### WHAT IS BEING ASKED
State how many lines contain "выбор", and write nothing except that count.

## begin SUPPLIED INFORMATION

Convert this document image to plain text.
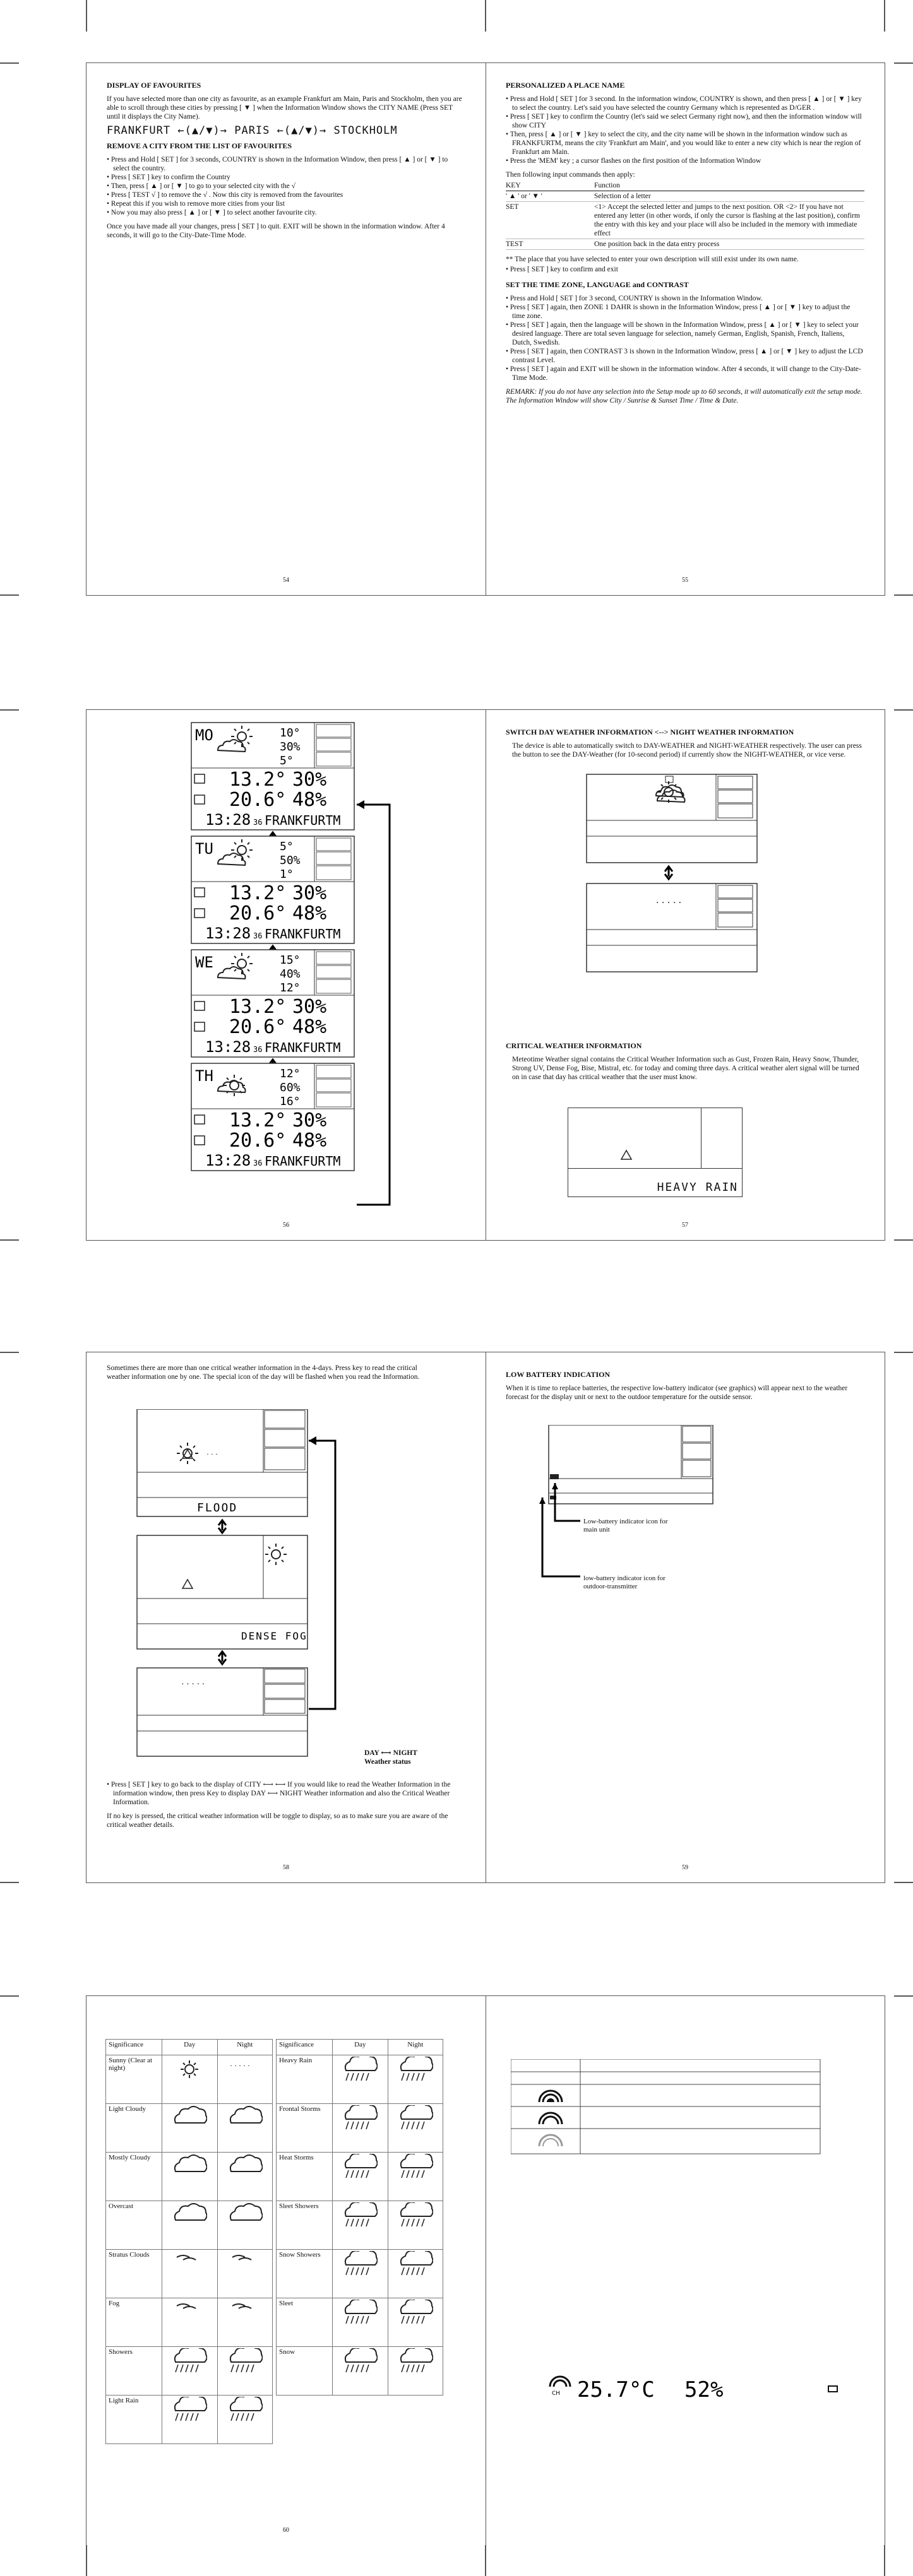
DISPLAY OF FAVOURITES

If you have selected more than one city as favourite, as an example Frankfurt am Main, Paris and Stockholm, then you are able to scroll through these cities by pressing [ ▼ ] when the Information Window shows the CITY NAME (Press SET until it displays the City Name).

FRANKFURT ←(▲/▼)→ PARIS ←(▲/▼)→ STOCKHOLM

REMOVE A CITY FROM THE LIST OF FAVOURITES
• Press and Hold [ SET ] for 3 seconds, COUNTRY is shown in the Information Window, then press [ ▲ ] or [ ▼ ] to select the country.
• Press [ SET ] key to confirm the Country
• Then, press [ ▲ ] or [ ▼ ] to go to your selected city with the √
• Press [ TEST √ ] to remove the √ . Now this city is removed from the favourites
• Repeat this if you wish to remove more cities from your list
• Now you may also press [ ▲ ] or [ ▼ ] to select another favourite city.

Once you have made all your changes, press [ SET ] to quit. EXIT will be shown in the information window. After 4 seconds, it will go to the City-Date-Time Mode.

54
PERSONALIZED A PLACE NAME
• Press and Hold [ SET ] for 3 second. In the information window, COUNTRY is shown, and then press [ ▲ ] or [ ▼ ] key to select the country. Let's said you have selected the country Germany which is represented as D/GER .
• Press [ SET ] key to confirm the Country (let's said we select Germany right now), and then the information window will show CITY
• Then, press [ ▲ ] or [ ▼ ] key to select the city, and the city name will be shown in the information window such as FRANKFURTM, means the city 'Frankfurt am Main', and you would like to enter a new city which is near the region of Frankfurt am Main.
• Press the 'MEM' key ; a cursor flashes on the first position of the Information Window

Then following input commands then apply:

KEY	Function
' ▲ ' or ' ▼ '	Selection of a letter
SET	<1> Accept the selected letter and jumps to the next position. OR <2> If you have not entered any letter (in other words, if only the cursor is flashing at the last position), confirm the entry with this key and your place will also be included in the memory with immediate effect
TEST	One position back in the data entry process

** The place that you have selected to enter your own description will still exist under its own name.

• Press [ SET ] key to confirm and exit
SET THE TIME ZONE, LANGUAGE and CONTRAST
• Press and Hold [ SET ] for 3 second, COUNTRY is shown in the Information Window.
• Press [ SET ] again, then ZONE 1 DAHR is shown in the Information Window, press [ ▲ ] or [ ▼ ] key to adjust the time zone.
• Press [ SET ] again, then the language will be shown in the Information Window, press [ ▲ ] or [ ▼ ] key to select your desired language. There are total seven language for selection, namely German, English, Spanish, French, Italiens, Dutch, Swedish.
• Press [ SET ] again, then CONTRAST 3 is shown in the Information Window, press [ ▲ ] or [ ▼ ] key to adjust the LCD contrast Level.
• Press [ SET ] again and EXIT will be shown in the information window. After 4 seconds, it will change to the City-Date-Time Mode.

REMARK: If you do not have any selection into the Setup mode up to 60 seconds, it will automatically exit the setup mode. The Information Window will show City / Sunrise & Sunset Time / Time & Date.

55
MO	10°
30%
5°
13.2° 30%
20.6° 48%
13:28 36 FRANKFURTM
TU	5°
50%
1°
13.2° 30%
20.6° 48%
13:28 36 FRANKFURTM
WE	15°
40%
12°
13.2° 30%
20.6° 48%
13:28 36 FRANKFURTM
TH	12°
60%
16°
13.2° 30%
20.6° 48%
13:28 36 FRANKFURTM
56
SWITCH DAY WEATHER INFORMATION <--> NIGHT WEATHER INFORMATION

The device is able to automatically switch to DAY-WEATHER and NIGHT-WEATHER respectively. The user can press the button to see the DAY-Weather (for 10-second period) if currently show the NIGHT-WEATHER, or vice verse.

· · · · ·
CRITICAL WEATHER INFORMATION

Meteotime Weather signal contains the Critical Weather Information such as Gust, Frozen Rain, Heavy Snow, Thunder, Strong UV, Dense Fog, Bise, Mistral, etc. for today and coming three days. A critical weather alert signal will be turned on in case that day has critical weather that the user must know.

HEAVY RAIN
57

Sometimes there are more than one critical weather information in the 4-days. Press key to read the critical weather information one by one. The special icon of the day will be flashed when you read the Information.

· · ·
FLOOD
DENSE FOG
· · · · ·
DAY ⟷ NIGHT
Weather status
• Press [ SET ] key to go back to the display of CITY ⟷ ⟷ If you would like to read the Weather Information in the information window, then press Key to display DAY ⟷ NIGHT Weather information and also the Critical Weather Information.

If no key is pressed, the critical weather information will be toggle to display, so as to make sure you are aware of the critical weather details.

58
LOW BATTERY INDICATION

When it is time to replace batteries, the respective low-battery indicator (see graphics) will appear next to the weather forecast for the display unit or next to the outdoor temperature for the outside sensor.

Low-battery indicator icon for main unit
low-battery indicator icon for outdoor-transmitter
59
Significance	Day	Night
Sunny (Clear at night)		· · · · ·

Light Cloudy	

Mostly Cloudy	

Overcast	

Stratus Clouds	

Fog	

Showers	

Light Rain	

Significance	Day	Night
Heavy Rain	

Frontal Storms	

Heat Storms	

Sleet Showers	

Snow Showers	

Sleet	

Snow	

60
CH 25.7°C 52%
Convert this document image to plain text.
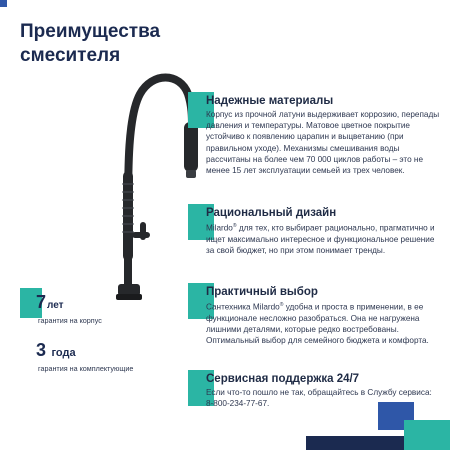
Преимущества
смесителя
Надежные материалы

Корпус из прочной латуни выдерживает коррозию, перепады давления и температуры. Матовое цветное покрытие устойчиво к появлению царапин и выцветанию (при правильном уходе). Механизмы смешивания воды рассчитаны на более чем 70 000 циклов работы – это не менее 15 лет эксплуатации семьей из трех человек.

Рациональный дизайн

Milardo® для тех, кто выбирает рационально, прагматично и ищет максимально интересное и функциональное решение за свой бюджет, но при этом понимает тренды.

Практичный выбор

Сантехника Milardo® удобна и проста в применении, в ее функционале несложно разобраться. Она не нагружена лишними деталями, которые редко востребованы. Оптимальный выбор для семейного бюджета и комфорта.

Сервисная поддержка 24/7

Если что-то пошло не так, обращайтесь в Службу сервиса: 8-800-234-77-67.

7лет
гарантия на корпус
3 года
гарантия на комплектующие
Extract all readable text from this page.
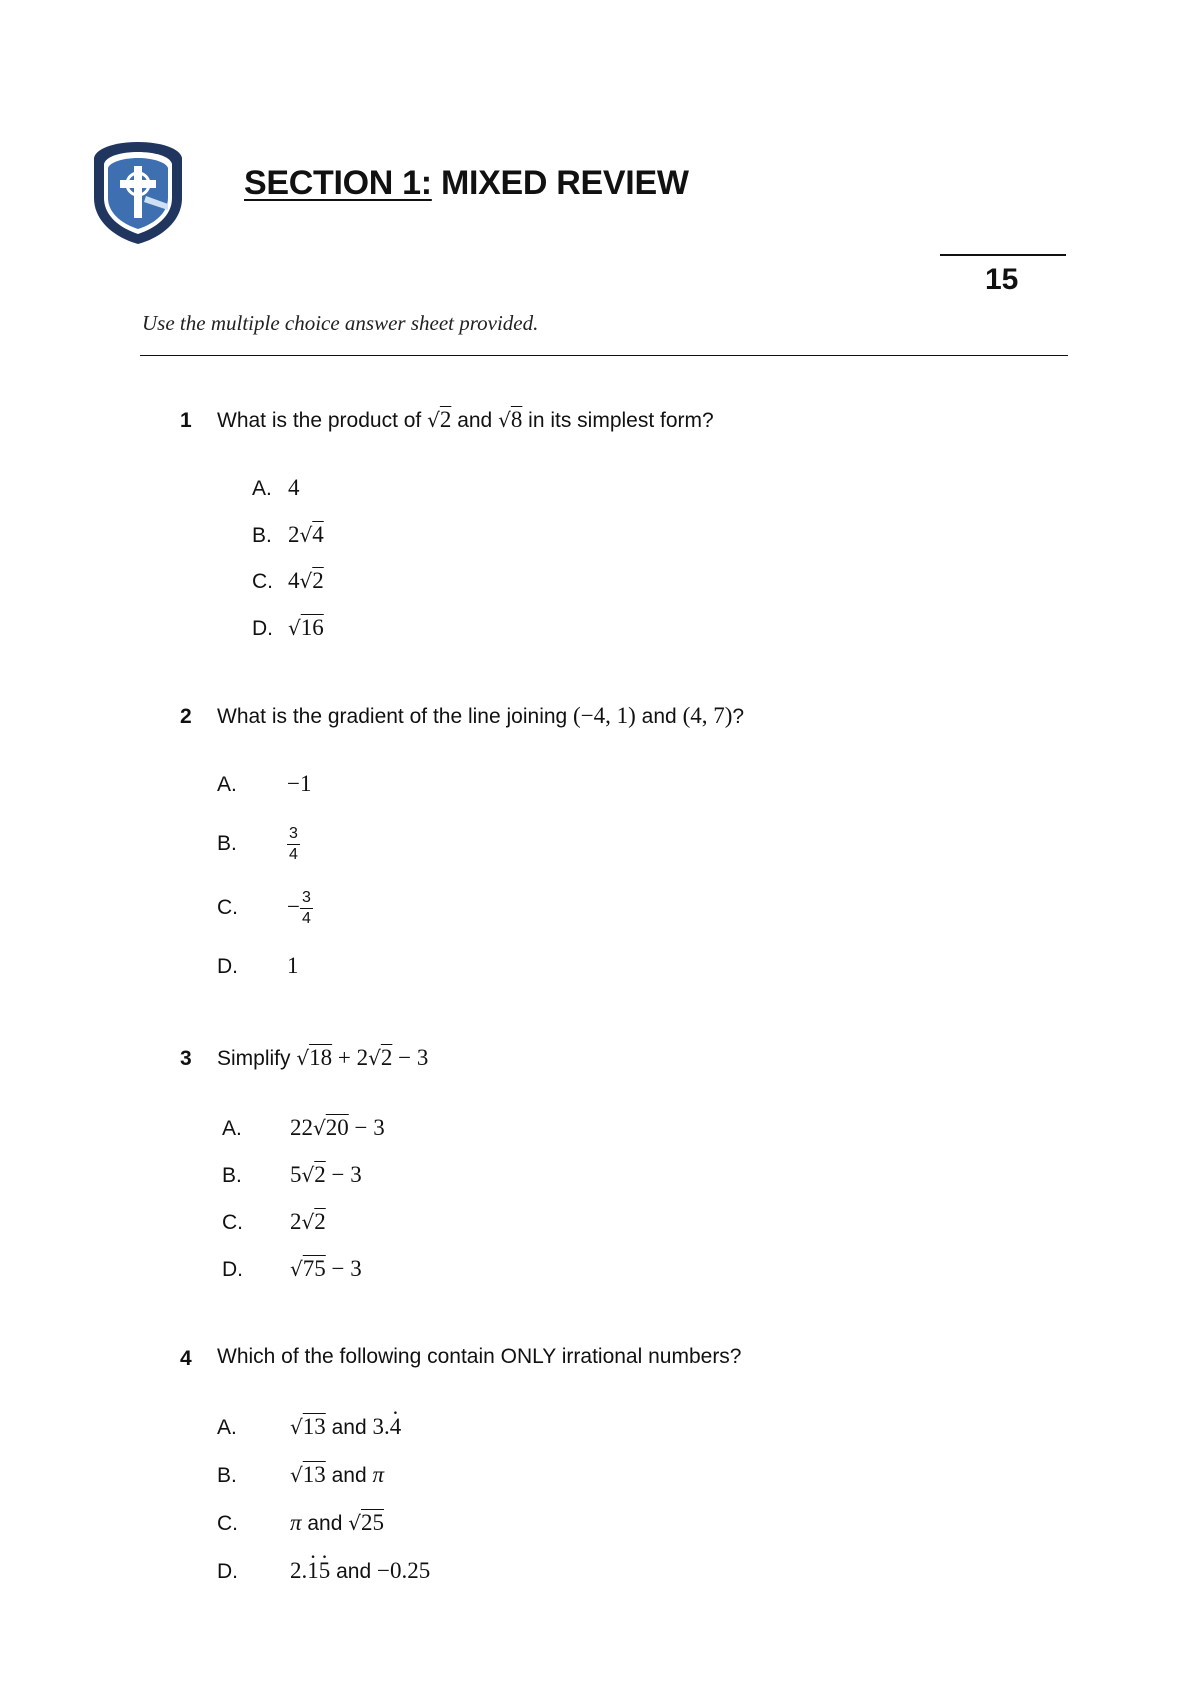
SECTION 1: MIXED REVIEW
15
Use the multiple choice answer sheet provided.
1 What is the product of √2 and √8 in its simplest form?
A. 4
B. 2√4
C. 4√2
D. √16
2 What is the gradient of the line joining (−4, 1) and (4, 7)?
A. −1
B.	$\frac{3}{4}$
C. − $\frac{3}{4}$
D. 1
3 Simplify √18 + 2√2 − 3
A. 22√20 − 3
B. 5√2 − 3
C. 2√2
D. √75 − 3
4 Which of the following contain ONLY irrational numbers?
A.	√13 and 3.· 4
B.	√13 and π
C. π and √25
D. 2.· 1· 5 and −0.25
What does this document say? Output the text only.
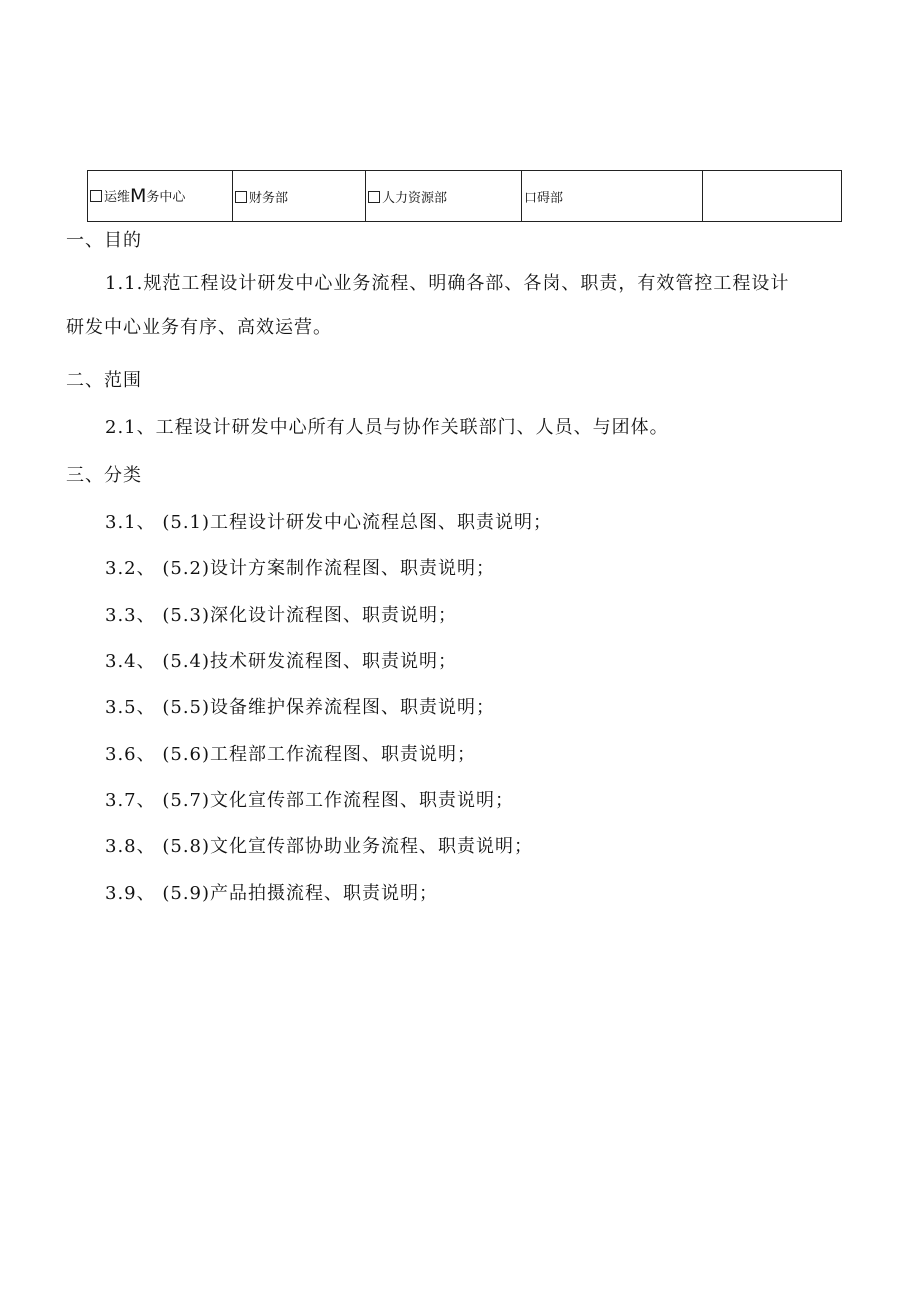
运维M务中心	财务部	人力资源部	口碍部	

一、目的

1.1.规范工程设计研发中心业务流程、明确各部、各岗、职责，有效管控工程设计

研发中心业务有序、高效运营。

二、范围

2.1、工程设计研发中心所有人员与协作关联部门、人员、与团体。

三、分类

3.1、 (5.1)工程设计研发中心流程总图、职责说明；

3.2、 (5.2)设计方案制作流程图、职责说明；

3.3、 (5.3)深化设计流程图、职责说明；

3.4、 (5.4)技术研发流程图、职责说明；

3.5、 (5.5)设备维护保养流程图、职责说明；

3.6、 (5.6)工程部工作流程图、职责说明；

3.7、 (5.7)文化宣传部工作流程图、职责说明；

3.8、 (5.8)文化宣传部协助业务流程、职责说明；

3.9、 (5.9)产品拍摄流程、职责说明；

## end SUPPLIED INFORMATION

### THE ANSWER
2